Data extracted from a collection

=======

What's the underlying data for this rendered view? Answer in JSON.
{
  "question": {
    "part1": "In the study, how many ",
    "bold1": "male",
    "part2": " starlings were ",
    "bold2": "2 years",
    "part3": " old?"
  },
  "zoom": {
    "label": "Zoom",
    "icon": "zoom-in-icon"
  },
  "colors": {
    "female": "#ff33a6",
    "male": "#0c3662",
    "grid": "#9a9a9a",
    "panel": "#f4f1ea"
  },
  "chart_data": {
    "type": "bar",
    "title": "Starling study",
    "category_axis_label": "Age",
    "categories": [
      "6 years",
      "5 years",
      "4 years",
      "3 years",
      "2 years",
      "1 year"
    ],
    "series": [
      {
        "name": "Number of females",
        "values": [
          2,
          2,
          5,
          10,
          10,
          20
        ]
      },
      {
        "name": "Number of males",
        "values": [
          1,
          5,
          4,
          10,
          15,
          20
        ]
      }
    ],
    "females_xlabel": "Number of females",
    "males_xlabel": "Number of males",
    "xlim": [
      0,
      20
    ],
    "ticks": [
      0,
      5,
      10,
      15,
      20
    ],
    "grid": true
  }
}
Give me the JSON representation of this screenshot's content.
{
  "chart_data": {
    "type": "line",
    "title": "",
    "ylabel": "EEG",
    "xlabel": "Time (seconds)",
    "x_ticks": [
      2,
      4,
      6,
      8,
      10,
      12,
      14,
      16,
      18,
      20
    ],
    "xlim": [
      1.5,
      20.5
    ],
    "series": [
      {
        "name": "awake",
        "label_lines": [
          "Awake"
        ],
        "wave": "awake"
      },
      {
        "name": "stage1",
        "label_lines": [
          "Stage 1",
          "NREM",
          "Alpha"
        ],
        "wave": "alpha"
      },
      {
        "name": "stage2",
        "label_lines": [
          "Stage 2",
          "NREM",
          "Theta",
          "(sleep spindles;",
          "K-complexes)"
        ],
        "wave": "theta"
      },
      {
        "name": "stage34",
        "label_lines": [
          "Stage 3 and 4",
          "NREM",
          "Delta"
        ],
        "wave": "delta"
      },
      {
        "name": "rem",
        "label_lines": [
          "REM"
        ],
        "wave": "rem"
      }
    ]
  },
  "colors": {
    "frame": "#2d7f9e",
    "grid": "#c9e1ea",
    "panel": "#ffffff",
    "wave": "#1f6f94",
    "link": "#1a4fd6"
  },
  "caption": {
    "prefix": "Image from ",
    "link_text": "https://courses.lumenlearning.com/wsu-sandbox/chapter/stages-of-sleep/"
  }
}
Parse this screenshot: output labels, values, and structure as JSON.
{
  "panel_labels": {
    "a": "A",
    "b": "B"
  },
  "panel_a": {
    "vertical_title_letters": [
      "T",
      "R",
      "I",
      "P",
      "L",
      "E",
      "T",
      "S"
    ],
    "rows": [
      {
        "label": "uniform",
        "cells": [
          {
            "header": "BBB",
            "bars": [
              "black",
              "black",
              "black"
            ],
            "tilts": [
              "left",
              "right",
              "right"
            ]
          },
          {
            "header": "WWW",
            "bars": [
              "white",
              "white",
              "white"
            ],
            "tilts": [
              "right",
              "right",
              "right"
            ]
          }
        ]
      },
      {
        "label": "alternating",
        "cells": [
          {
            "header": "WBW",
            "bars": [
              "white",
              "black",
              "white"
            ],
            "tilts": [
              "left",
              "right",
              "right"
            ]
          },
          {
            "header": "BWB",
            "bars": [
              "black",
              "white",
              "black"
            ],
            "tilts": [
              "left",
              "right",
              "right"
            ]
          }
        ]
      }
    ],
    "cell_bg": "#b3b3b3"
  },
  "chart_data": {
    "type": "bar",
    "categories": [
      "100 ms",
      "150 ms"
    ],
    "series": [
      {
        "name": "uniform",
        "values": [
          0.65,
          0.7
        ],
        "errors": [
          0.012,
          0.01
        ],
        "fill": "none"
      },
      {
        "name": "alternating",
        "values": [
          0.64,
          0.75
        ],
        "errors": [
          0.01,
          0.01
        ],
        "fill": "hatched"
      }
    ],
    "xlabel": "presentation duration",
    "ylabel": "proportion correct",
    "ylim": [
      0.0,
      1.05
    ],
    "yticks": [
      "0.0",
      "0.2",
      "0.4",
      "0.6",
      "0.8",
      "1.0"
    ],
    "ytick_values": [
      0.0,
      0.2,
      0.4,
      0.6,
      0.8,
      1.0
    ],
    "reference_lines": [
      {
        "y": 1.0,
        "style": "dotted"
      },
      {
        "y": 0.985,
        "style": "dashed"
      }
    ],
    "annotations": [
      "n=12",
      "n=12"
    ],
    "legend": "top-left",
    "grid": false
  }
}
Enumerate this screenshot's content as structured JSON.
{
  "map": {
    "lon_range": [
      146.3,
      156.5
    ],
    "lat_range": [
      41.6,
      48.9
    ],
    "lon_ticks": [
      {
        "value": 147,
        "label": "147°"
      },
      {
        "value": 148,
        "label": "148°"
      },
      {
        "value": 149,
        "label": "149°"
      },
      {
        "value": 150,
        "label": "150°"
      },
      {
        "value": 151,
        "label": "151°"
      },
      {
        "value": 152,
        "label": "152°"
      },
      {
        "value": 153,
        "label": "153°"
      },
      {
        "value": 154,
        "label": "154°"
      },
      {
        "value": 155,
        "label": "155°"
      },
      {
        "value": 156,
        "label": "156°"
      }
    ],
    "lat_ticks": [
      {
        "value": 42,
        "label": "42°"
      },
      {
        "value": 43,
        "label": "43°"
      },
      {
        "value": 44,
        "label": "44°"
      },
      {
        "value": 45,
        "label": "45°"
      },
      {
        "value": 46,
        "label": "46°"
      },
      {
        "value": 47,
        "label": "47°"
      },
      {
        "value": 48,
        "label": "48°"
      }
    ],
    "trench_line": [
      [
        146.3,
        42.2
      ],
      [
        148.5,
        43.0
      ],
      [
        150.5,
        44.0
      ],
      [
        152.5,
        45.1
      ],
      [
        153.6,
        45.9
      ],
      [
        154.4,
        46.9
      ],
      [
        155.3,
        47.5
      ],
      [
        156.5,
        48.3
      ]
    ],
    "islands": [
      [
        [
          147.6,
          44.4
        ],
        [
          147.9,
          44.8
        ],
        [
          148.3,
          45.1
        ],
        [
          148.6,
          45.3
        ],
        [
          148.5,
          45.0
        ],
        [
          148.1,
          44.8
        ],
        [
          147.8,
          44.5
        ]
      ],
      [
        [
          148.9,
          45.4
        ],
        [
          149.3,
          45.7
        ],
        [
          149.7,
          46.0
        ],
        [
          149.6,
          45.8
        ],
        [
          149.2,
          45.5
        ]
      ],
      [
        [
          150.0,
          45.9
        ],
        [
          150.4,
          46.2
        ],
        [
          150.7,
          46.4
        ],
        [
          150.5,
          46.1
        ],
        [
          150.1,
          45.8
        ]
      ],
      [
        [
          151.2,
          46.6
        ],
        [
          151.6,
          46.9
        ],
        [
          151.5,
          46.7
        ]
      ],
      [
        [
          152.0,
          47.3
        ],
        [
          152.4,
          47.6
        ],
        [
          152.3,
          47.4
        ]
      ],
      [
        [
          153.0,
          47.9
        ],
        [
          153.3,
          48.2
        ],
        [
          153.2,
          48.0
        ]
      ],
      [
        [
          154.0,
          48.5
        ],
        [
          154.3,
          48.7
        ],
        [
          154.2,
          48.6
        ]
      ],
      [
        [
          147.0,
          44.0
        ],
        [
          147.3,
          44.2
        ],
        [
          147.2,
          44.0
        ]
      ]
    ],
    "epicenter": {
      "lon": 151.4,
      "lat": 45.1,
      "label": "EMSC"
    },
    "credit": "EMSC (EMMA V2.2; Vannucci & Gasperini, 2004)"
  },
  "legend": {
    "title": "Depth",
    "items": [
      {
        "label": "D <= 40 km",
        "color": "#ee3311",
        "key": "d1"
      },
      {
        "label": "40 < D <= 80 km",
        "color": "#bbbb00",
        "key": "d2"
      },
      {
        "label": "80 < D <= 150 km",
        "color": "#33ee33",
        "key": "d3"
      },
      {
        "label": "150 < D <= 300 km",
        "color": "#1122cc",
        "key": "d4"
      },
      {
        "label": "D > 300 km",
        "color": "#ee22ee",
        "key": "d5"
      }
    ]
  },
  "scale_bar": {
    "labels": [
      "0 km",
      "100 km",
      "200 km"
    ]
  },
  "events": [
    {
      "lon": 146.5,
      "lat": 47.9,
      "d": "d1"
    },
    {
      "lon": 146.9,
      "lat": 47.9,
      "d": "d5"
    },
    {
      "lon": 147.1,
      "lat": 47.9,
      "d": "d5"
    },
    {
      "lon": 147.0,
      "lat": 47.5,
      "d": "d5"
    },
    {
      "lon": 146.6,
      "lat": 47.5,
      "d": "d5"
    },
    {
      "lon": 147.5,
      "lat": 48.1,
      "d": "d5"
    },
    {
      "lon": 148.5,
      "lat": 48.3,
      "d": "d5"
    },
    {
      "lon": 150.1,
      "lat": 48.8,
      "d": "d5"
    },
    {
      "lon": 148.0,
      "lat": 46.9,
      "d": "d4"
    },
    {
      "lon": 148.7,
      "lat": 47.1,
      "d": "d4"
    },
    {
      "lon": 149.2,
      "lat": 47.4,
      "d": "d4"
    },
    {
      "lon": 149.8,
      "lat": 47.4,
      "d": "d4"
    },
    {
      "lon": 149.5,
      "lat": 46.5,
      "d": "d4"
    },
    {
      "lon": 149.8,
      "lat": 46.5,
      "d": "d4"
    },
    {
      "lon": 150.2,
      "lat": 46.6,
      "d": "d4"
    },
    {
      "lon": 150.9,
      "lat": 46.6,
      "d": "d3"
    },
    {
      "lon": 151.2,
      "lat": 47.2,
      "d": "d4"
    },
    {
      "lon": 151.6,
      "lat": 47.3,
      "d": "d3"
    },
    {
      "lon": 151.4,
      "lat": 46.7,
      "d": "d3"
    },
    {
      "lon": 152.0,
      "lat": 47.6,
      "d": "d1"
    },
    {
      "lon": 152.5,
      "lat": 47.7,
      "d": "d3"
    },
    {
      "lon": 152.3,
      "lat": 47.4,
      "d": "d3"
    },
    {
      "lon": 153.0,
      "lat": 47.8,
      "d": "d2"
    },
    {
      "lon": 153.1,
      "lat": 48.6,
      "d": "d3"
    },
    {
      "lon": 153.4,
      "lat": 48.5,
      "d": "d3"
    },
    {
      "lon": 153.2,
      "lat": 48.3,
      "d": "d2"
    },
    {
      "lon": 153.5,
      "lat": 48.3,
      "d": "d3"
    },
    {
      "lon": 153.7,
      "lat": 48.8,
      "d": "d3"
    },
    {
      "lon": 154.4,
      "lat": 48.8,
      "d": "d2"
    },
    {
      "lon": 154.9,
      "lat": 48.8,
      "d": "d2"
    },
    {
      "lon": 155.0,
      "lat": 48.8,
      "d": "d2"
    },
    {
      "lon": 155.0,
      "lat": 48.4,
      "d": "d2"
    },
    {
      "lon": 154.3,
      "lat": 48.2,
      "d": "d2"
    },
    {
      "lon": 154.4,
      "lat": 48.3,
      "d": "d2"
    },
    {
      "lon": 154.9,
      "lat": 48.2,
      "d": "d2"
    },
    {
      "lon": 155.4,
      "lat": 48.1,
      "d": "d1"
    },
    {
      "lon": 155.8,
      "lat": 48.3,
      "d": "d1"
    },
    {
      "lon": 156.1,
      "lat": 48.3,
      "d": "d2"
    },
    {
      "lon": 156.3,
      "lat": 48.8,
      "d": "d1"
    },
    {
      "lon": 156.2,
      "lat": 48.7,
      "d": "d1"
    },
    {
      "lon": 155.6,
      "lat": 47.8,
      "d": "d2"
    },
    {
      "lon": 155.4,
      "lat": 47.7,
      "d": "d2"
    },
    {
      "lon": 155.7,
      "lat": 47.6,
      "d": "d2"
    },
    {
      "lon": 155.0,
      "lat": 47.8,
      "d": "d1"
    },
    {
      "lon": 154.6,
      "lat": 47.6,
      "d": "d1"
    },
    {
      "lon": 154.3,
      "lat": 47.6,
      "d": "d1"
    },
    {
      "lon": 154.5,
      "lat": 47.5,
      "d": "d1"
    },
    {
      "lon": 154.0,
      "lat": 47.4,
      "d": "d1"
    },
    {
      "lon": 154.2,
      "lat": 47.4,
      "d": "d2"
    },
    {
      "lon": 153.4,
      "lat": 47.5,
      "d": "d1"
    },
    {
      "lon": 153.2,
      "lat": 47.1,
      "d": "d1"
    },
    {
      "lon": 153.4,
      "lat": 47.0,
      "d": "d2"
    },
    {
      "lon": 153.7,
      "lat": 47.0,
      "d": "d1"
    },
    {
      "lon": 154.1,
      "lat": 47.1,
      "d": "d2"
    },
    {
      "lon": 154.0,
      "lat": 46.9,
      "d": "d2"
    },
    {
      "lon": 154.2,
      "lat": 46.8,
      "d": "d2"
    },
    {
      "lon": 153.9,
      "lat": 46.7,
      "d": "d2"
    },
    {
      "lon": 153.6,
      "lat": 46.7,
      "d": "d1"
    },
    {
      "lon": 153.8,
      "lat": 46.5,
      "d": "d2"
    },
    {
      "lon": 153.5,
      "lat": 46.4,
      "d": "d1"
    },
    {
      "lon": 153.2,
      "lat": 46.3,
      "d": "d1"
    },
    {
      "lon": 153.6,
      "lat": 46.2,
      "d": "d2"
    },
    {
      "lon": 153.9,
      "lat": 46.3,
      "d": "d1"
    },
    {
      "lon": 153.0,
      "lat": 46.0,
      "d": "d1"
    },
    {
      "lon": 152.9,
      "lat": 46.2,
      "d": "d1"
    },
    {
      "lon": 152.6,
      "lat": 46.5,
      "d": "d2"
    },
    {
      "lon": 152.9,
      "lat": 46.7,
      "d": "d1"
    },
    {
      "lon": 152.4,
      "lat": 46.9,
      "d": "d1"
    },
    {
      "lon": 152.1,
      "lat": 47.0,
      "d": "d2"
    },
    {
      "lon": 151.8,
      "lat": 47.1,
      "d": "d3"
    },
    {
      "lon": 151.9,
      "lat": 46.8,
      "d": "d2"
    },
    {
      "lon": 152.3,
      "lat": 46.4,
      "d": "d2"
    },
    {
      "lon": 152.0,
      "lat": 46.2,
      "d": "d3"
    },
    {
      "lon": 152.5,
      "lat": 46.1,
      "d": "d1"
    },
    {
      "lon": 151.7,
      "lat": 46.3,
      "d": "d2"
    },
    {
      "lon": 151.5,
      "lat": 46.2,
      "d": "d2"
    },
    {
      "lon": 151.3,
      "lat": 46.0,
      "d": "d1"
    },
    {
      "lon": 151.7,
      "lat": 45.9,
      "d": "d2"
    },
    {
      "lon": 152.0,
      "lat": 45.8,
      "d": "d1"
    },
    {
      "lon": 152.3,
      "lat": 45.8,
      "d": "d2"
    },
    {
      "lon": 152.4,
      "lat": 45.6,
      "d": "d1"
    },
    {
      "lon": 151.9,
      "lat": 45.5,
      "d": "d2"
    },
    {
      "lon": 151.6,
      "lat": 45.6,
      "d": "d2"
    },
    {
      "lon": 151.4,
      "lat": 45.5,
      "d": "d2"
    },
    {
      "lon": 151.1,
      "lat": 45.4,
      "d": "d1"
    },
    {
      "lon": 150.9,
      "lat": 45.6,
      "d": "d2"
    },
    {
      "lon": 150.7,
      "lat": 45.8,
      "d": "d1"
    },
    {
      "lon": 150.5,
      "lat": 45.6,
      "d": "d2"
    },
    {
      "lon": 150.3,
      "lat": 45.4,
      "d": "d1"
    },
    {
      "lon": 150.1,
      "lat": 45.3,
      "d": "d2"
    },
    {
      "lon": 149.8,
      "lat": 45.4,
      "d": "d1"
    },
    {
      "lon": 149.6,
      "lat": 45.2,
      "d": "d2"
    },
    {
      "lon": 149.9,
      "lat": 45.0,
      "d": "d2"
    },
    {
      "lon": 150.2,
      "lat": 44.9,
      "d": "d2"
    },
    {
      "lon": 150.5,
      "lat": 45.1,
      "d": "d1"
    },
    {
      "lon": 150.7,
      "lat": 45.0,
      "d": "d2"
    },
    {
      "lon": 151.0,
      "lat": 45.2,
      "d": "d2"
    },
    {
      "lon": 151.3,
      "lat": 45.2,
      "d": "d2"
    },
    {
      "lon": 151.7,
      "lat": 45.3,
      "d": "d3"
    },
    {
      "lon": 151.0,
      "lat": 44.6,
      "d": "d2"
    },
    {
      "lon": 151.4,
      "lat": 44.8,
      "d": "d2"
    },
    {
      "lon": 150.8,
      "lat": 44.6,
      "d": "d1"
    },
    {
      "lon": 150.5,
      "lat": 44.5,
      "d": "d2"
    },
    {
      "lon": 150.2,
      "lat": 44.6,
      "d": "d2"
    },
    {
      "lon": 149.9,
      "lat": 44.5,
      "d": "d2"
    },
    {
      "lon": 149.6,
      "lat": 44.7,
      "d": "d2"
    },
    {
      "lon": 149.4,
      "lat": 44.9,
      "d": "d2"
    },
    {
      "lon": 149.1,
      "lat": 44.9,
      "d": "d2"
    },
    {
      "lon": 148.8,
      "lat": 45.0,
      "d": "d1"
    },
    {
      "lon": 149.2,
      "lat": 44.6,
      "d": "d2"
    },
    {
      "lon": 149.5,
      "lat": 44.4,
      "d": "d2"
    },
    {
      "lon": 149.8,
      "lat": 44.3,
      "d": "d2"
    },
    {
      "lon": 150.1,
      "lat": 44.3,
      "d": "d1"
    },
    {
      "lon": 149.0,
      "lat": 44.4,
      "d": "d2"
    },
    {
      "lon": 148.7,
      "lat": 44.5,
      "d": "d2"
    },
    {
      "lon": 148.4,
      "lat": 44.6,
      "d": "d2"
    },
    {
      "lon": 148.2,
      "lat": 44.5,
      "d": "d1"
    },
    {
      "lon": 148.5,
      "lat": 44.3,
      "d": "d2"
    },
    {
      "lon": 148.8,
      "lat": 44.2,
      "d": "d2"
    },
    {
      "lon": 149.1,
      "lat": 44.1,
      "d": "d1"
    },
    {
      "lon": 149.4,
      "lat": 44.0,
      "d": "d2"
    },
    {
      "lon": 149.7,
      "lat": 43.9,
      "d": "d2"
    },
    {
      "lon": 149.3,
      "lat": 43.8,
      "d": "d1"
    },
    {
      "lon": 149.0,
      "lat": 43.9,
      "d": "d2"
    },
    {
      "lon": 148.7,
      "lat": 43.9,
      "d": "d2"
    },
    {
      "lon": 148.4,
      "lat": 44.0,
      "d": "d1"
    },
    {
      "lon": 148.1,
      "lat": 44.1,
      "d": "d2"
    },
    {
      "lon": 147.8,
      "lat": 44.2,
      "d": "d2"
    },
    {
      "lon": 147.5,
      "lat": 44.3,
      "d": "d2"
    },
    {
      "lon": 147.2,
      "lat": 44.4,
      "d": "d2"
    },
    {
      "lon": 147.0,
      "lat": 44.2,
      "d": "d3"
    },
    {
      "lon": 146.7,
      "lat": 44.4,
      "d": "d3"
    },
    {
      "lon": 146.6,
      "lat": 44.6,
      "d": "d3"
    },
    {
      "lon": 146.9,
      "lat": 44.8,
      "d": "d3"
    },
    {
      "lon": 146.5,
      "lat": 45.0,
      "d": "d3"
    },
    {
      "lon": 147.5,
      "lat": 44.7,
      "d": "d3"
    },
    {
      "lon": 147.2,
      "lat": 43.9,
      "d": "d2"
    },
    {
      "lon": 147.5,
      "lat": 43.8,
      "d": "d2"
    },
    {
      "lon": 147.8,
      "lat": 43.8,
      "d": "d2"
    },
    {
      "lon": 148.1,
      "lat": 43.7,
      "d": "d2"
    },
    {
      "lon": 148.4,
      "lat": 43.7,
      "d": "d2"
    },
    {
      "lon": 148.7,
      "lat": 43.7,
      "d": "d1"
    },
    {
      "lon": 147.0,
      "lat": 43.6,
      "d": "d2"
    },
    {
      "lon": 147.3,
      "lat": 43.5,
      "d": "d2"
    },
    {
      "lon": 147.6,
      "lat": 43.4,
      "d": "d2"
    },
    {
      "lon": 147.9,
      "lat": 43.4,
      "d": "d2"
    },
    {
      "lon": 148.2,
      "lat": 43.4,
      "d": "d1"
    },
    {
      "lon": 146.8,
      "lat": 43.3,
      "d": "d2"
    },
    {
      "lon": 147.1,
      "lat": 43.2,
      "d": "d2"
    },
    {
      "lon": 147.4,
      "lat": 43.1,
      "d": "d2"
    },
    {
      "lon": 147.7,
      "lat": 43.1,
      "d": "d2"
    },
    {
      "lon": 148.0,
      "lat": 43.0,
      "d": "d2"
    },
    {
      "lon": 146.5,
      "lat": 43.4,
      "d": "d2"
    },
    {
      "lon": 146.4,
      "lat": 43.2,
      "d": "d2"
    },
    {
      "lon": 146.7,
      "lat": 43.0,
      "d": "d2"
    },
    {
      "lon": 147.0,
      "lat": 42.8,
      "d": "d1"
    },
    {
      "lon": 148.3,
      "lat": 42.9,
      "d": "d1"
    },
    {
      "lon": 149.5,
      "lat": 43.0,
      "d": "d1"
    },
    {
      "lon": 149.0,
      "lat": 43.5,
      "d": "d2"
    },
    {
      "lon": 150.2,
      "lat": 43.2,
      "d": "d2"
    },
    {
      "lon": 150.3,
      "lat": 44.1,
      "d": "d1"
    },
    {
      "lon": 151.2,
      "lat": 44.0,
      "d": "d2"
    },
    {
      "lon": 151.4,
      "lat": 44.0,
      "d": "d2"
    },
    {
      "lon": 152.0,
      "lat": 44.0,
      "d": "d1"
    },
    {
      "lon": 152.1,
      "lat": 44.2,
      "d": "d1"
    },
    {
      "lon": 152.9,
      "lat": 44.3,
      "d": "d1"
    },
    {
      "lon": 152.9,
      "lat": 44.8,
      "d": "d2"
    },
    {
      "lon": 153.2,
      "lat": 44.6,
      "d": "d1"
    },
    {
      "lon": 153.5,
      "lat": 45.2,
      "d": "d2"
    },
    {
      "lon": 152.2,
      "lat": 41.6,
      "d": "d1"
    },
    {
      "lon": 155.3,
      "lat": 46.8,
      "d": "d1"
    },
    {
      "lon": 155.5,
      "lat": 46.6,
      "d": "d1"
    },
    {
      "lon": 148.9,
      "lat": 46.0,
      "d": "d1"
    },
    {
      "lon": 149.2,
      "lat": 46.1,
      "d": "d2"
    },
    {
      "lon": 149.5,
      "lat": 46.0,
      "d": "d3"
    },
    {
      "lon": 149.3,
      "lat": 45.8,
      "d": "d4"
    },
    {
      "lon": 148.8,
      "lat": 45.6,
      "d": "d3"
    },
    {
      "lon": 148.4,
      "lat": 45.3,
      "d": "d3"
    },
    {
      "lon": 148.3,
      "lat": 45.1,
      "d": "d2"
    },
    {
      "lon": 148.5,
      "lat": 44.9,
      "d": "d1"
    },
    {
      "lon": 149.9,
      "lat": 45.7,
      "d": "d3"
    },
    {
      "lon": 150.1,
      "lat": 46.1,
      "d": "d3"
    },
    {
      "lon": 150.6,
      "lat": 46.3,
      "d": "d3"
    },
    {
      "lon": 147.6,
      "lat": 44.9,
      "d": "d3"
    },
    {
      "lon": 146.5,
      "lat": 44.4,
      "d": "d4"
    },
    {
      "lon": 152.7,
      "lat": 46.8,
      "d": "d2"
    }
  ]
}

=======

For each line in the data above that contains the string "years", extract the line.

**RESULT OF THE EXERCISE**:
    "bold2": "2 years",
      "6 years",
      "5 years",
      "4 years",
      "3 years",
      "2 years",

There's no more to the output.